PROBLEMAS:
A – No texto sobre os conflitos na Nigéria, indique todos os lugares do Ocidente para onde, segundo o arcebispo, os líderes levam o dinheiro roubado.
B – Prossiga o texto sobre os conflitos na Nigéria a partir da última frase apresentada.

Para o Bispo, problema vai além do país
E embora o problema possa ser principalmente interno, o Ocidente, diz o arcebispo, também é o culpado. “É preciso dois para dançar o tango. Nossos líderes roubam nosso dinheiro e o levam para o Ocidente, para a Suíça, Paris, Londres, Frankfurt. Se o Ocidente não aceitasse seu dinheiro, eles o deixariam em casa. Os governos ocidentais colaboram com nossos líderes”.
“Os padres católicos são alvos fáceis”
A Nigéria está mais ou menos dividida igualmente entre cristãos e muçulmanos. Os primeiros são maioria no sul, e os segundos no norte. Os Fulani são em sua maioria muçulmanos, e os agricultores da região central da Nigéria são em sua maioria cristãos, de modo que os conflitos entre eles são frequentemente enquadrados como de natureza religiosa. Mas isso é incorreto, diz o arcebispo Matthew.
“No noroeste, os agricultores são em sua maioria muçulmanos e também têm conflitos com os Fulani. À medida que você se move para o cinturão do meio, é habitado principalmente por cristãos, então provavelmente será uma fazenda cristã. Religião e etnia são problemas muito sensíveis na Nigéria. São sempre usados por conveniência, mas principalmente esse conflito, não é religioso, tenho certeza absoluta. Se você se candidata a um emprego e não o consegue, pode dizer que foi rejeitado porque é cristão, e o mesmo para os muçulmanos. Oportunistas, como os políticos, usam esses fatores em seu próprio benefício, mas se você for à raiz, descobrirá que pouco ou nada tem a ver com religião.”

Registros extraídos

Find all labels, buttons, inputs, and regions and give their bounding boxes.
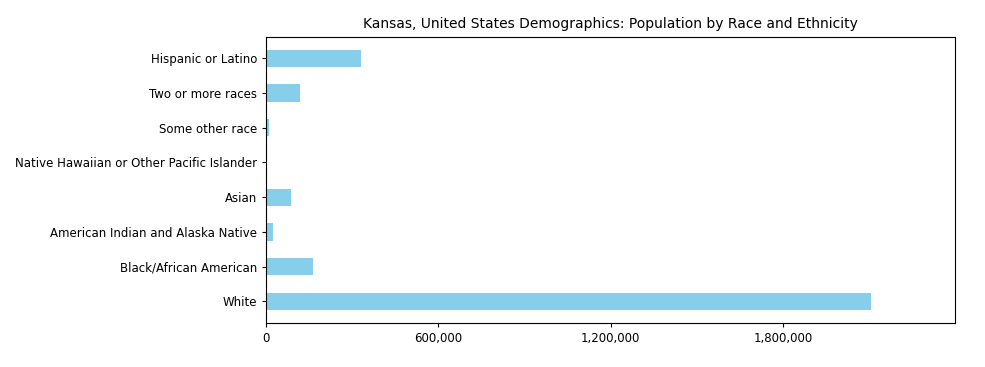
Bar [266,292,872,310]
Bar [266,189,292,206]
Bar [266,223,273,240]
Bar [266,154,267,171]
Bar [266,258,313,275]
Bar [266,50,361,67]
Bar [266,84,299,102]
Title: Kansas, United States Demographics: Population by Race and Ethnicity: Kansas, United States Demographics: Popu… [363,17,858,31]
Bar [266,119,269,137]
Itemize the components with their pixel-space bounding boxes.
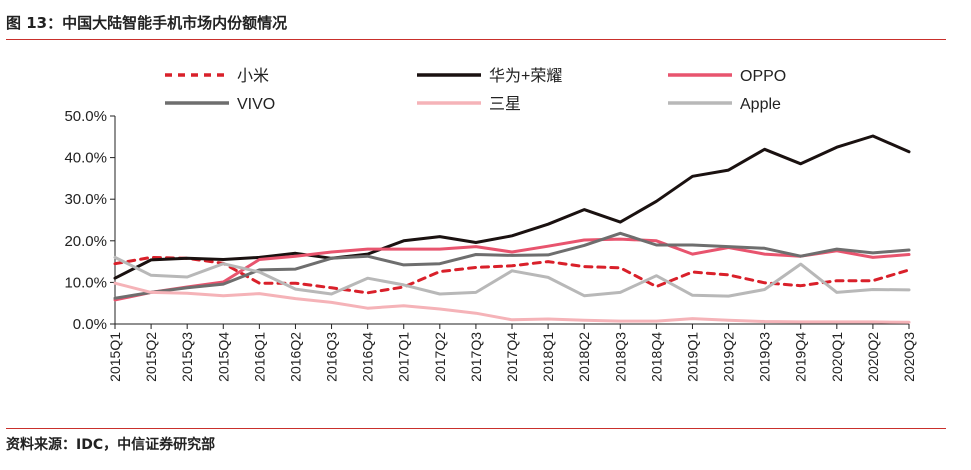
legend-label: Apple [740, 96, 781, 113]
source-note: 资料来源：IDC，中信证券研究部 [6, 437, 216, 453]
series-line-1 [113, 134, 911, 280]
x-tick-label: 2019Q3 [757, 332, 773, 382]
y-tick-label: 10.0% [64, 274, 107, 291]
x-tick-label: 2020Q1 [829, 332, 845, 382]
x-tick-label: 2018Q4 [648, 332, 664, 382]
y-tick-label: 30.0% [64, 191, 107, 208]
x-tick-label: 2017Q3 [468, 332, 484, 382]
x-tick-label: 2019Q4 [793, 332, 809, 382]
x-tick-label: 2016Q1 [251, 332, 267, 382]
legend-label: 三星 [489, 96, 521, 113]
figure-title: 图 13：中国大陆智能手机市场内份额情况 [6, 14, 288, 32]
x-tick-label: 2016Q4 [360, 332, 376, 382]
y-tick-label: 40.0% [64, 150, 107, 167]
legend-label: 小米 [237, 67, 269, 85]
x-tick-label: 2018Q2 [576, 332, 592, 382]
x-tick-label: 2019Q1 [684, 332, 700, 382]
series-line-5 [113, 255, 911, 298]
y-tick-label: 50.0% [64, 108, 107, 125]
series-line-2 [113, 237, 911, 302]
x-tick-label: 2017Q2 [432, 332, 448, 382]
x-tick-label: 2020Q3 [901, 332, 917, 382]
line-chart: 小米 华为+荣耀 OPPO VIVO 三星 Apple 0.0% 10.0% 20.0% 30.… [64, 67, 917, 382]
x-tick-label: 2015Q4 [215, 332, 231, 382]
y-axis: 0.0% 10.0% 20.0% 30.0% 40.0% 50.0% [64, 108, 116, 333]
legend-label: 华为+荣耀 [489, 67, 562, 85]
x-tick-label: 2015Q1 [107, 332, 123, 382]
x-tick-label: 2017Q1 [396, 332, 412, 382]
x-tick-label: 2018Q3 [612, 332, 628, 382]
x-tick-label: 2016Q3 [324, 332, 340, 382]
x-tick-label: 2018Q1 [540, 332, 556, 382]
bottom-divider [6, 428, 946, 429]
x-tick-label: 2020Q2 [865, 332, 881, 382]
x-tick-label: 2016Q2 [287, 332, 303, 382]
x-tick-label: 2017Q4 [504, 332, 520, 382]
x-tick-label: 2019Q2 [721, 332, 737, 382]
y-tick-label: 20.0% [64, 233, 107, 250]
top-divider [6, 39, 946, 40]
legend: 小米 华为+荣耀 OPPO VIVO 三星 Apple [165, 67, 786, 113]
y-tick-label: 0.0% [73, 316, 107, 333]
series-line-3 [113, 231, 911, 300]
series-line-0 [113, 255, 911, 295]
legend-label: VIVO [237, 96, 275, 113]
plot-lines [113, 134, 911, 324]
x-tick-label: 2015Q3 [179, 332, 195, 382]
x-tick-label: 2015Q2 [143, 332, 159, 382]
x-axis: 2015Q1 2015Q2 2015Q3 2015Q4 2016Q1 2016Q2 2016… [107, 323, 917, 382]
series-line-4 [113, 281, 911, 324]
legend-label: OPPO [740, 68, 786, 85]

RESPOSTAS DO EXERCÍCIO:
A – Suíça, Paris, Londres e Frankfurt.

B –
O mesmo se aplica ao banditismo e ao sequestro. Muitas vezes os padres são visados não necessariamente por serem cristãos. Mas porque os criminosos acreditam que as igrejas podem pagar resgates para libertá-los, explica o chefe da diocese de Kaduna, que também foi severamente afetada por este problema.
“Se tivéssemos 30% de liberdade religiosa, seríamos felizes”
“Nos últimos três anos, sete dos meus sacerdotes foram sequestrados, dois foram mortos e um está em cativeiro há três anos e dois meses. Quatro foram liberados. Em cinquenta das minhas paróquias, os padres não podem ficar nas suas reitorias, porque são alvos, são vistos como uma fonte fácil de dinheiro para resgate. Não posso fazer visitas pastorais como costumo fazer, os padres não podem ir às aldeias e rezar missas. As pessoas não podem ir à fazenda, então elas não podem se alimentar. Com essa insegurança, as pessoas passam fome dos sacramentos”.
Isso não quer dizer que não haja discriminação religiosa na Nigéria, esclarece Dom Matthew. Quando perguntado sobre o fato de muitos estados do norte terem a lei sharia e, portanto, não terem 100% de liberdade religiosa, ele ri. “100%? Se tivéssemos 30% de liberdade religiosa, seríamos felizes!”
“A perseguição religiosa no norte é sistêmica. Para que você possa praticar sua religião livremente, você deve poder pregar em qualquer lugar. Isso não é possível no norte. Eu não posso construir uma igreja. Mesmo que você compre um terreno, você não pode obter uma Permissão de Ocupação e, portanto, não pode construir.
A falta de liberdade religiosa é muito clara
Em muitos desses estados, eles não permitem o ensino do cristianismo, mas o governo emprega e paga irmãs para ensinar nas escolas. Todo ano eles têm dinheiro para construir mesquitas no orçamento, mas não permitem que você construa igrejas. No meu estado há uma universidade e do outro lado da rua há cinco mesquitas, nenhuma igreja. Queríamos construir uma, eles não permitiram. Se você construir uma igreja sem permissão, o governo pode derrubá-la. Isto é o que estamos passando. É sério. Queremos que nosso governo seja responsabilizado, que as pessoas sejam tratadas com igualdade”, explica.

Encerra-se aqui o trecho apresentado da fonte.